THE PROBLEM: Write out all of the data without omission, exactly as shown.

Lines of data
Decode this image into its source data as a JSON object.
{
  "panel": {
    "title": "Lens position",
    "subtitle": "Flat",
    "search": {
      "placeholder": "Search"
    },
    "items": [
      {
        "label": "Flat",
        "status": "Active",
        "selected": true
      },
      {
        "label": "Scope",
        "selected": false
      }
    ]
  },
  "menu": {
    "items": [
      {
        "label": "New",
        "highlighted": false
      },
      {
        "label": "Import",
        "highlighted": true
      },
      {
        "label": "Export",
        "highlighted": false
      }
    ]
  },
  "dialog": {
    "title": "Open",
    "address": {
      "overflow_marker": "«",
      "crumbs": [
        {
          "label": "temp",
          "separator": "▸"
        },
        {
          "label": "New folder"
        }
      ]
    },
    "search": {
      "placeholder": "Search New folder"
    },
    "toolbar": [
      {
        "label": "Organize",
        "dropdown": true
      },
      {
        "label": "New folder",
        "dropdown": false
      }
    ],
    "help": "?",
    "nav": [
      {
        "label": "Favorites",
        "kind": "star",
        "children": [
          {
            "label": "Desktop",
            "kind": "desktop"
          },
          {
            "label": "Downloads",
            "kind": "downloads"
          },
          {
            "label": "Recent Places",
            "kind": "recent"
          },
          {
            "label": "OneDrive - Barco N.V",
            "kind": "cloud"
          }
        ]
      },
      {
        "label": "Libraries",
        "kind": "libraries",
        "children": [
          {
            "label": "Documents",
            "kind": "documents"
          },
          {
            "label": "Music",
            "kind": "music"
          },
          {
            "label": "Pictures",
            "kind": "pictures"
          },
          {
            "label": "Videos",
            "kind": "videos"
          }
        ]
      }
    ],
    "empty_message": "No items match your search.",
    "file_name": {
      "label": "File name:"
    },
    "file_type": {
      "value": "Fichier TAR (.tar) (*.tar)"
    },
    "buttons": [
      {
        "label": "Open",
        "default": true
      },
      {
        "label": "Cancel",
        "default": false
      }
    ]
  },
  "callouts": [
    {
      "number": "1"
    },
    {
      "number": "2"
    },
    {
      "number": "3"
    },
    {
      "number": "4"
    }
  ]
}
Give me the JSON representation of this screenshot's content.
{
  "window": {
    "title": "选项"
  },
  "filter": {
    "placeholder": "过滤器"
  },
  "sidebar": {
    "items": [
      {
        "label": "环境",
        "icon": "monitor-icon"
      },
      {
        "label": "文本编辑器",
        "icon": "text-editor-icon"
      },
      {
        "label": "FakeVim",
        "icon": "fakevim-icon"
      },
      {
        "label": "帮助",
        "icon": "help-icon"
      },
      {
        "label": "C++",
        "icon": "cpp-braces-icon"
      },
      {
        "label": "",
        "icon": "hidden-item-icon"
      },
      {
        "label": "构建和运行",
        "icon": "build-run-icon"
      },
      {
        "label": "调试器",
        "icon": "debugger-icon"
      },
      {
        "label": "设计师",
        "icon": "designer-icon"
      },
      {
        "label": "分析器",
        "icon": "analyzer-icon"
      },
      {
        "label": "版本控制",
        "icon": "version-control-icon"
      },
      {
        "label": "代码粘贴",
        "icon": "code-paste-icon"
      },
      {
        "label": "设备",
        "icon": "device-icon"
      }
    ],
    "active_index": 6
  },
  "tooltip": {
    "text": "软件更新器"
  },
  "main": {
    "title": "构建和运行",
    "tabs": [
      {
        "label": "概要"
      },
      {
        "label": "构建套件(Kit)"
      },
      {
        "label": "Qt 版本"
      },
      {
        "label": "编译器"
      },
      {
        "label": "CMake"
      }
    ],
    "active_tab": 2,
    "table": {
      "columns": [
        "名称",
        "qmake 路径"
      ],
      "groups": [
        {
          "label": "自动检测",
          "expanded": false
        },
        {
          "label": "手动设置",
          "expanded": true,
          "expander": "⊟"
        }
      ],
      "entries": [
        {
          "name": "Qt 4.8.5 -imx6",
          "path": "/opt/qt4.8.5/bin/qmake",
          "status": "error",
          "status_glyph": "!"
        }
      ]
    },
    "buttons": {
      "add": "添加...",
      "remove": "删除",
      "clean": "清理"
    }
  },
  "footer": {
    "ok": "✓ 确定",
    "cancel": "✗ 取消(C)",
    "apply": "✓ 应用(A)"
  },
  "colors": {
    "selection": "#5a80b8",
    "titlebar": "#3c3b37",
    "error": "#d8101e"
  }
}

COMPLETED TASK:
Decode this image into its source data as a JSON object.
{
  "panel": {
    "title": "Lens position",
    "subtitle": "Flat",
    "search": {
      "placeholder": "Search"
    },
    "items": [
      {
        "label": "Flat",
        "status": "Active",
        "selected": true
      },
      {
        "label": "Scope",
        "selected": false
      }
    ]
  },
  "menu": {
    "items": [
      {
        "label": "New",
        "highlighted": false
      },
      {
        "label": "Import",
        "highlighted": true
      },
      {
        "label": "Export",
        "highlighted": false
      }
    ]
  },
  "dialog": {
    "title": "Open",
    "address": {
      "overflow_marker": "«",
      "crumbs": [
        {
          "label": "temp",
          "separator": "▸"
        },
        {
          "label": "New folder"
        }
      ]
    },
    "search": {
      "placeholder": "Search New folder"
    },
    "toolbar": [
      {
        "label": "Organize",
        "dropdown": true
      },
      {
        "label": "New folder",
        "dropdown": false
      }
    ],
    "help": "?",
    "nav": [
      {
        "label": "Favorites",
        "kind": "star",
        "children": [
          {
            "label": "Desktop",
            "kind": "desktop"
          },
          {
            "label": "Downloads",
            "kind": "downloads"
          },
          {
            "label": "Recent Places",
            "kind": "recent"
          },
          {
            "label": "OneDrive - Barco N.V",
            "kind": "cloud"
          }
        ]
      },
      {
        "label": "Libraries",
        "kind": "libraries",
        "children": [
          {
            "label": "Documents",
            "kind": "documents"
          },
          {
            "label": "Music",
            "kind": "music"
          },
          {
            "label": "Pictures",
            "kind": "pictures"
          },
          {
            "label": "Videos",
            "kind": "videos"
          }
        ]
      }
    ],
    "empty_message": "No items match your search.",
    "file_name": {
      "label": "File name:"
    },
    "file_type": {
      "value": "Fichier TAR (.tar) (*.tar)"
    },
    "buttons": [
      {
        "label": "Open",
        "default": true
      },
      {
        "label": "Cancel",
        "default": false
      }
    ]
  },
  "callouts": [
    {
      "number": "1"
    },
    {
      "number": "2"
    },
    {
      "number": "3"
    },
    {
      "number": "4"
    }
  ]
}
Give me the JSON representation of this screenshot's content.
{
  "window": {
    "title": "选项"
  },
  "filter": {
    "placeholder": "过滤器"
  },
  "sidebar": {
    "items": [
      {
        "label": "环境",
        "icon": "monitor-icon"
      },
      {
        "label": "文本编辑器",
        "icon": "text-editor-icon"
      },
      {
        "label": "FakeVim",
        "icon": "fakevim-icon"
      },
      {
        "label": "帮助",
        "icon": "help-icon"
      },
      {
        "label": "C++",
        "icon": "cpp-braces-icon"
      },
      {
        "label": "",
        "icon": "hidden-item-icon"
      },
      {
        "label": "构建和运行",
        "icon": "build-run-icon"
      },
      {
        "label": "调试器",
        "icon": "debugger-icon"
      },
      {
        "label": "设计师",
        "icon": "designer-icon"
      },
      {
        "label": "分析器",
        "icon": "analyzer-icon"
      },
      {
        "label": "版本控制",
        "icon": "version-control-icon"
      },
      {
        "label": "代码粘贴",
        "icon": "code-paste-icon"
      },
      {
        "label": "设备",
        "icon": "device-icon"
      }
    ],
    "active_index": 6
  },
  "tooltip": {
    "text": "软件更新器"
  },
  "main": {
    "title": "构建和运行",
    "tabs": [
      {
        "label": "概要"
      },
      {
        "label": "构建套件(Kit)"
      },
      {
        "label": "Qt 版本"
      },
      {
        "label": "编译器"
      },
      {
        "label": "CMake"
      }
    ],
    "active_tab": 2,
    "table": {
      "columns": [
        "名称",
        "qmake 路径"
      ],
      "groups": [
        {
          "label": "自动检测",
          "expanded": false
        },
        {
          "label": "手动设置",
          "expanded": true,
          "expander": "⊟"
        }
      ],
      "entries": [
        {
          "name": "Qt 4.8.5 -imx6",
          "path": "/opt/qt4.8.5/bin/qmake",
          "status": "error",
          "status_glyph": "!"
        }
      ]
    },
    "buttons": {
      "add": "添加...",
      "remove": "删除",
      "clean": "清理"
    }
  },
  "footer": {
    "ok": "✓ 确定",
    "cancel": "✗ 取消(C)",
    "apply": "✓ 应用(A)"
  },
  "colors": {
    "selection": "#5a80b8",
    "titlebar": "#3c3b37",
    "error": "#d8101e"
  }
}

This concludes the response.